◆ Short exercise ◆
Drop the images; return everything else in the listing below exactly.

◆ ◆ ◆ ◆ ◆ ◆ ◆

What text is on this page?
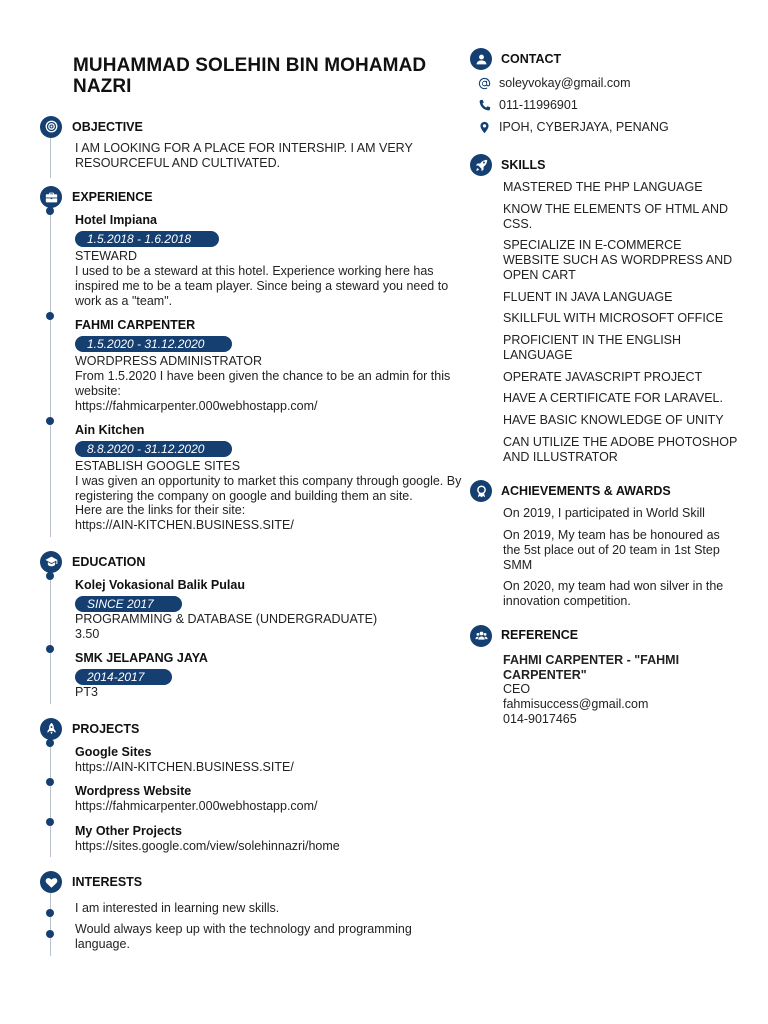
MUHAMMAD SOLEHIN BIN MOHAMAD NAZRI
OBJECTIVE
I AM LOOKING FOR A PLACE FOR INTERSHIP. I AM VERY RESOURCEFUL AND CULTIVATED.
EXPERIENCE
Hotel Impiana
1.5.2018 - 1.6.2018
STEWARD
I used to be a steward at this hotel. Experience working here has inspired me to be a team player. Since being a steward you need to work as a "team".
FAHMI CARPENTER
1.5.2020 - 31.12.2020
WORDPRESS ADMINISTRATOR
From 1.5.2020 I have been given the chance to be an admin for this website:
https://fahmicarpenter.000webhostapp.com/
Ain Kitchen
8.8.2020 - 31.12.2020
ESTABLISH GOOGLE SITES
I was given an opportunity to market this company through google. By registering the company on google and building them an site.
Here are the links for their site:
https://AIN-KITCHEN.BUSINESS.SITE/
EDUCATION
Kolej Vokasional Balik Pulau
SINCE 2017
PROGRAMMING & DATABASE (UNDERGRADUATE)
3.50
SMK JELAPANG JAYA
2014-2017
PT3
PROJECTS
Google Sites
https://AIN-KITCHEN.BUSINESS.SITE/
Wordpress Website
https://fahmicarpenter.000webhostapp.com/
My Other Projects
https://sites.google.com/view/solehinnazri/home
INTERESTS
I am interested in learning new skills.
Would always keep up with the technology and programming language.
CONTACT
soleyvokay@gmail.com
011-11996901
IPOH, CYBERJAYA, PENANG
SKILLS
MASTERED THE PHP LANGUAGE
KNOW THE ELEMENTS OF HTML AND CSS.
SPECIALIZE IN E-COMMERCE WEBSITE SUCH AS WORDPRESS AND OPEN CART
FLUENT IN JAVA LANGUAGE
SKILLFUL WITH MICROSOFT OFFICE
PROFICIENT IN THE ENGLISH LANGUAGE
OPERATE JAVASCRIPT PROJECT
HAVE A CERTIFICATE FOR LARAVEL.
HAVE BASIC KNOWLEDGE OF UNITY
CAN UTILIZE THE ADOBE PHOTOSHOP AND ILLUSTRATOR
ACHIEVEMENTS & AWARDS
On 2019, I participated in World Skill
On 2019, My team has be honoured as the 5st place out of 20 team in 1st Step SMM
On 2020, my team had won silver in the innovation competition.
REFERENCE
FAHMI CARPENTER - "FAHMI CARPENTER"
CEO
fahmisuccess@gmail.com
014-9017465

◆ ◆ ◆ ◆ ◆ ◆ ◆

◆ Reply ◆
What text is on this page?
MUHAMMAD SOLEHIN BIN MOHAMAD NAZRI
OBJECTIVE
I AM LOOKING FOR A PLACE FOR INTERSHIP. I AM VERY RESOURCEFUL AND CULTIVATED.
EXPERIENCE
Hotel Impiana
1.5.2018 - 1.6.2018
STEWARD
I used to be a steward at this hotel. Experience working here has inspired me to be a team player. Since being a steward you need to work as a "team".
FAHMI CARPENTER
1.5.2020 - 31.12.2020
WORDPRESS ADMINISTRATOR
From 1.5.2020 I have been given the chance to be an admin for this website:
https://fahmicarpenter.000webhostapp.com/
Ain Kitchen
8.8.2020 - 31.12.2020
ESTABLISH GOOGLE SITES
I was given an opportunity to market this company through google. By registering the company on google and building them an site.
Here are the links for their site:
https://AIN-KITCHEN.BUSINESS.SITE/
EDUCATION
Kolej Vokasional Balik Pulau
SINCE 2017
PROGRAMMING & DATABASE (UNDERGRADUATE)
3.50
SMK JELAPANG JAYA
2014-2017
PT3
PROJECTS
Google Sites
https://AIN-KITCHEN.BUSINESS.SITE/
Wordpress Website
https://fahmicarpenter.000webhostapp.com/
My Other Projects
https://sites.google.com/view/solehinnazri/home
INTERESTS
I am interested in learning new skills.
Would always keep up with the technology and programming language.
CONTACT
soleyvokay@gmail.com
011-11996901
IPOH, CYBERJAYA, PENANG
SKILLS
MASTERED THE PHP LANGUAGE
KNOW THE ELEMENTS OF HTML AND CSS.
SPECIALIZE IN E-COMMERCE WEBSITE SUCH AS WORDPRESS AND OPEN CART
FLUENT IN JAVA LANGUAGE
SKILLFUL WITH MICROSOFT OFFICE
PROFICIENT IN THE ENGLISH LANGUAGE
OPERATE JAVASCRIPT PROJECT
HAVE A CERTIFICATE FOR LARAVEL.
HAVE BASIC KNOWLEDGE OF UNITY
CAN UTILIZE THE ADOBE PHOTOSHOP AND ILLUSTRATOR
ACHIEVEMENTS & AWARDS
On 2019, I participated in World Skill
On 2019, My team has be honoured as the 5st place out of 20 team in 1st Step SMM
On 2020, my team had won silver in the innovation competition.
REFERENCE
FAHMI CARPENTER - "FAHMI CARPENTER"
CEO
fahmisuccess@gmail.com
014-9017465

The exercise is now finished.